SHORT EXERCISE: Copy out all of the data below with no alterations.
— START OF PROVIDED INFORMATION —
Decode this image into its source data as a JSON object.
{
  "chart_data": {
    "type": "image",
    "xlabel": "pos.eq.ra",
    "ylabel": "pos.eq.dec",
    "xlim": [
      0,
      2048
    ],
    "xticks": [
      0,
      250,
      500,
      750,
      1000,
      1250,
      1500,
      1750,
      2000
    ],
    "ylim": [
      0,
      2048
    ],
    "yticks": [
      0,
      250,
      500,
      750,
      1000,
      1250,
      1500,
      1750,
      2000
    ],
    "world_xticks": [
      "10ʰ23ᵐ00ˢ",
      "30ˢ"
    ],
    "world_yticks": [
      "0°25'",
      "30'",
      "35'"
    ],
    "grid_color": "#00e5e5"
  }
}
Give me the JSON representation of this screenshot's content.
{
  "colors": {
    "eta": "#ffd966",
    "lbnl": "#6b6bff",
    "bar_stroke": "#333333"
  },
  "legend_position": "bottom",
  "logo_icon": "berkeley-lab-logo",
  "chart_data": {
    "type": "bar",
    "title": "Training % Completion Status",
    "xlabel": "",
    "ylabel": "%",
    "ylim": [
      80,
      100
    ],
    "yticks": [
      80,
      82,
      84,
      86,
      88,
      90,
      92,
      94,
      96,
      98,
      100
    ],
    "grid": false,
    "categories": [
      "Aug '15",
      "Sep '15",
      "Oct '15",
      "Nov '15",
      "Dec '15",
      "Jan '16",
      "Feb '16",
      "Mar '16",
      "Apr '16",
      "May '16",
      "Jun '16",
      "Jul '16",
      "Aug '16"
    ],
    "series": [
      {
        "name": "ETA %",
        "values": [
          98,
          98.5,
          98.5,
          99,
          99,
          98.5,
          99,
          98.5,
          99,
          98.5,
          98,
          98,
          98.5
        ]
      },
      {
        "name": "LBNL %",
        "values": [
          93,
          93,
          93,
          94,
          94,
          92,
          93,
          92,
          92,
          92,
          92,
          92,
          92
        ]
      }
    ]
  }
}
— END OF PROVIDED INFORMATION —
TASK RESULT:
Decode this image into its source data as a JSON object.
{
  "chart_data": {
    "type": "image",
    "xlabel": "pos.eq.ra",
    "ylabel": "pos.eq.dec",
    "xlim": [
      0,
      2048
    ],
    "xticks": [
      0,
      250,
      500,
      750,
      1000,
      1250,
      1500,
      1750,
      2000
    ],
    "ylim": [
      0,
      2048
    ],
    "yticks": [
      0,
      250,
      500,
      750,
      1000,
      1250,
      1500,
      1750,
      2000
    ],
    "world_xticks": [
      "10ʰ23ᵐ00ˢ",
      "30ˢ"
    ],
    "world_yticks": [
      "0°25'",
      "30'",
      "35'"
    ],
    "grid_color": "#00e5e5"
  }
}
Give me the JSON representation of this screenshot's content.
{
  "colors": {
    "eta": "#ffd966",
    "lbnl": "#6b6bff",
    "bar_stroke": "#333333"
  },
  "legend_position": "bottom",
  "logo_icon": "berkeley-lab-logo",
  "chart_data": {
    "type": "bar",
    "title": "Training % Completion Status",
    "xlabel": "",
    "ylabel": "%",
    "ylim": [
      80,
      100
    ],
    "yticks": [
      80,
      82,
      84,
      86,
      88,
      90,
      92,
      94,
      96,
      98,
      100
    ],
    "grid": false,
    "categories": [
      "Aug '15",
      "Sep '15",
      "Oct '15",
      "Nov '15",
      "Dec '15",
      "Jan '16",
      "Feb '16",
      "Mar '16",
      "Apr '16",
      "May '16",
      "Jun '16",
      "Jul '16",
      "Aug '16"
    ],
    "series": [
      {
        "name": "ETA %",
        "values": [
          98,
          98.5,
          98.5,
          99,
          99,
          98.5,
          99,
          98.5,
          99,
          98.5,
          98,
          98,
          98.5
        ]
      },
      {
        "name": "LBNL %",
        "values": [
          93,
          93,
          93,
          94,
          94,
          92,
          93,
          92,
          92,
          92,
          92,
          92,
          92
        ]
      }
    ]
  }
}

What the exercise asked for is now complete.